● **Set problem**
Leave every picture out and write out the records below exactly.

● **Material**
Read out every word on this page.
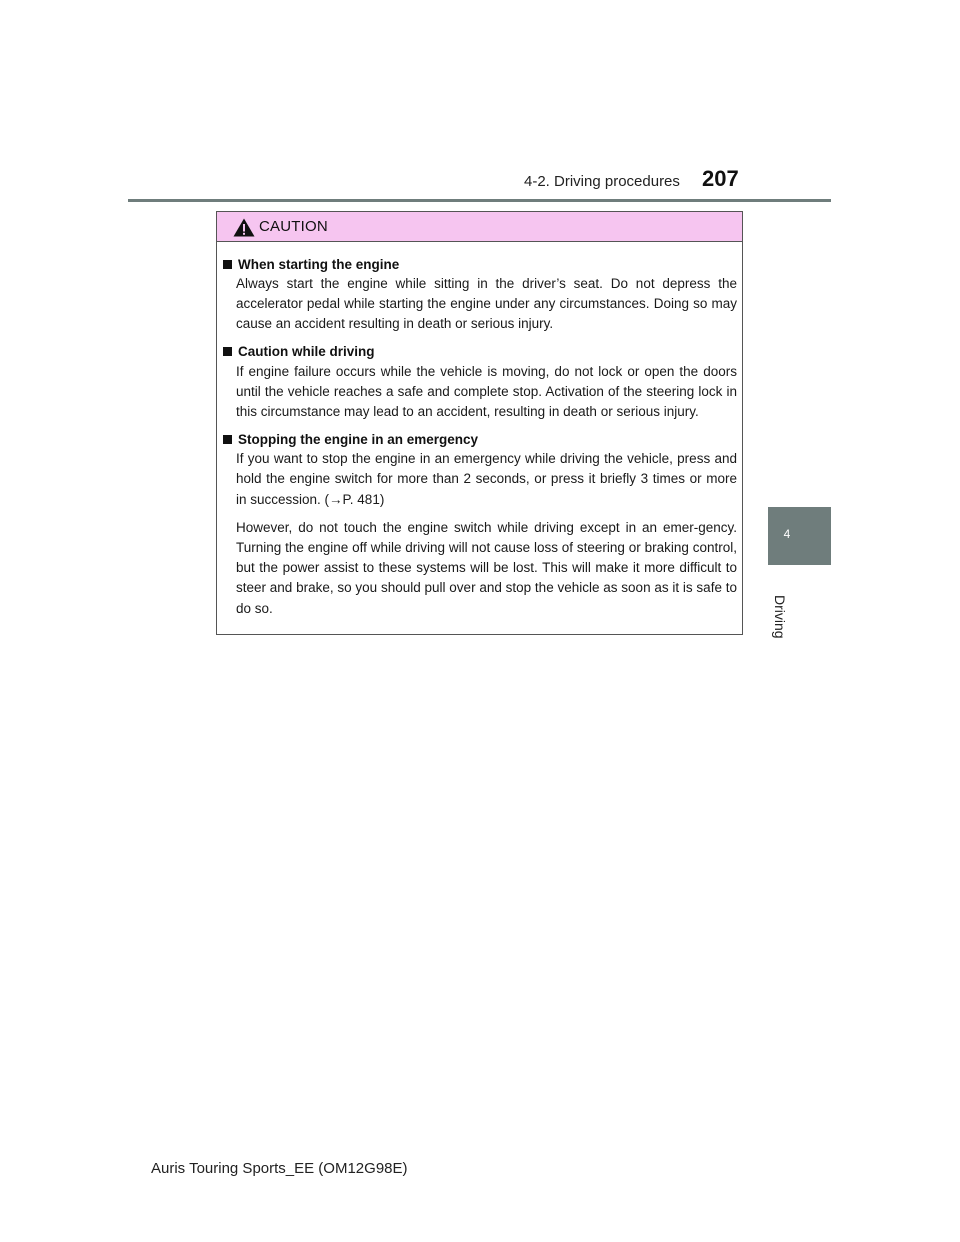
4-2. Driving procedures 207
4
Driving
CAUTION
When starting the engine

Always start the engine while sitting in the driver’s seat. Do not depress the accelerator pedal while starting the engine under any circumstances. Doing so may cause an accident resulting in death or serious injury.

Caution while driving

If engine failure occurs while the vehicle is moving, do not lock or open the doors until the vehicle reaches a safe and complete stop. Activation of the steering lock in this circumstance may lead to an accident, resulting in death or serious injury.

Stopping the engine in an emergency

If you want to stop the engine in an emergency while driving the vehicle, press and hold the engine switch for more than 2 seconds, or press it briefly 3 times or more in succession. (→P. 481)

However, do not touch the engine switch while driving except in an emer-gency. Turning the engine off while driving will not cause loss of steering or braking control, but the power assist to these systems will be lost. This will make it more difficult to steer and brake, so you should pull over and stop the vehicle as soon as it is safe to do so.

Auris Touring Sports_EE (OM12G98E)
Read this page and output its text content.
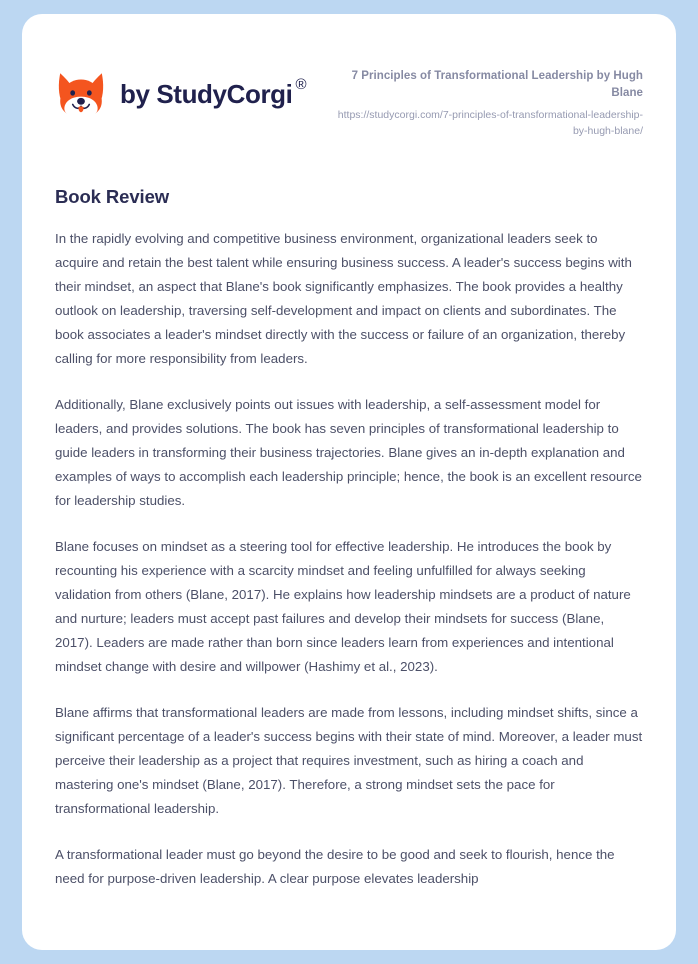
by StudyCorgi ®	7 Principles of Transformational Leadership by Hugh Blane
https://studycorgi.com/7-principles-of-transformational-leadership-by-hugh-blane/
Book Review

In the rapidly evolving and competitive business environment, organizational leaders seek to acquire and retain the best talent while ensuring business success. A leader's success begins with their mindset, an aspect that Blane's book significantly emphasizes. The book provides a healthy outlook on leadership, traversing self-development and impact on clients and subordinates. The book associates a leader's mindset directly with the success or failure of an organization, thereby calling for more responsibility from leaders.

Additionally, Blane exclusively points out issues with leadership, a self-assessment model for leaders, and provides solutions. The book has seven principles of transformational leadership to guide leaders in transforming their business trajectories. Blane gives an in-depth explanation and examples of ways to accomplish each leadership principle; hence, the book is an excellent resource for leadership studies.

Blane focuses on mindset as a steering tool for effective leadership. He introduces the book by recounting his experience with a scarcity mindset and feeling unfulfilled for always seeking validation from others (Blane, 2017). He explains how leadership mindsets are a product of nature and nurture; leaders must accept past failures and develop their mindsets for success (Blane, 2017). Leaders are made rather than born since leaders learn from experiences and intentional mindset change with desire and willpower (Hashimy et al., 2023).

Blane affirms that transformational leaders are made from lessons, including mindset shifts, since a significant percentage of a leader's success begins with their state of mind. Moreover, a leader must perceive their leadership as a project that requires investment, such as hiring a coach and mastering one's mindset (Blane, 2017). Therefore, a strong mindset sets the pace for transformational leadership.

A transformational leader must go beyond the desire to be good and seek to flourish, hence the need for purpose-driven leadership. A clear purpose elevates leadership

● **Finished exercise**
Read out every word on this page.
4-2. Driving procedures 207
4
Driving
CAUTION
When starting the engine

Always start the engine while sitting in the driver’s seat. Do not depress the accelerator pedal while starting the engine under any circumstances. Doing so may cause an accident resulting in death or serious injury.

Caution while driving

If engine failure occurs while the vehicle is moving, do not lock or open the doors until the vehicle reaches a safe and complete stop. Activation of the steering lock in this circumstance may lead to an accident, resulting in death or serious injury.

Stopping the engine in an emergency

If you want to stop the engine in an emergency while driving the vehicle, press and hold the engine switch for more than 2 seconds, or press it briefly 3 times or more in succession. (→P. 481)

However, do not touch the engine switch while driving except in an emer-gency. Turning the engine off while driving will not cause loss of steering or braking control, but the power assist to these systems will be lost. This will make it more difficult to steer and brake, so you should pull over and stop the vehicle as soon as it is safe to do so.

Auris Touring Sports_EE (OM12G98E)
Read this page and output its text content.
by StudyCorgi ®	7 Principles of Transformational Leadership by Hugh Blane
https://studycorgi.com/7-principles-of-transformational-leadership-by-hugh-blane/
Book Review

In the rapidly evolving and competitive business environment, organizational leaders seek to acquire and retain the best talent while ensuring business success. A leader's success begins with their mindset, an aspect that Blane's book significantly emphasizes. The book provides a healthy outlook on leadership, traversing self-development and impact on clients and subordinates. The book associates a leader's mindset directly with the success or failure of an organization, thereby calling for more responsibility from leaders.

Additionally, Blane exclusively points out issues with leadership, a self-assessment model for leaders, and provides solutions. The book has seven principles of transformational leadership to guide leaders in transforming their business trajectories. Blane gives an in-depth explanation and examples of ways to accomplish each leadership principle; hence, the book is an excellent resource for leadership studies.

Blane focuses on mindset as a steering tool for effective leadership. He introduces the book by recounting his experience with a scarcity mindset and feeling unfulfilled for always seeking validation from others (Blane, 2017). He explains how leadership mindsets are a product of nature and nurture; leaders must accept past failures and develop their mindsets for success (Blane, 2017). Leaders are made rather than born since leaders learn from experiences and intentional mindset change with desire and willpower (Hashimy et al., 2023).

Blane affirms that transformational leaders are made from lessons, including mindset shifts, since a significant percentage of a leader's success begins with their state of mind. Moreover, a leader must perceive their leadership as a project that requires investment, such as hiring a coach and mastering one's mindset (Blane, 2017). Therefore, a strong mindset sets the pace for transformational leadership.

A transformational leader must go beyond the desire to be good and seek to flourish, hence the need for purpose-driven leadership. A clear purpose elevates leadership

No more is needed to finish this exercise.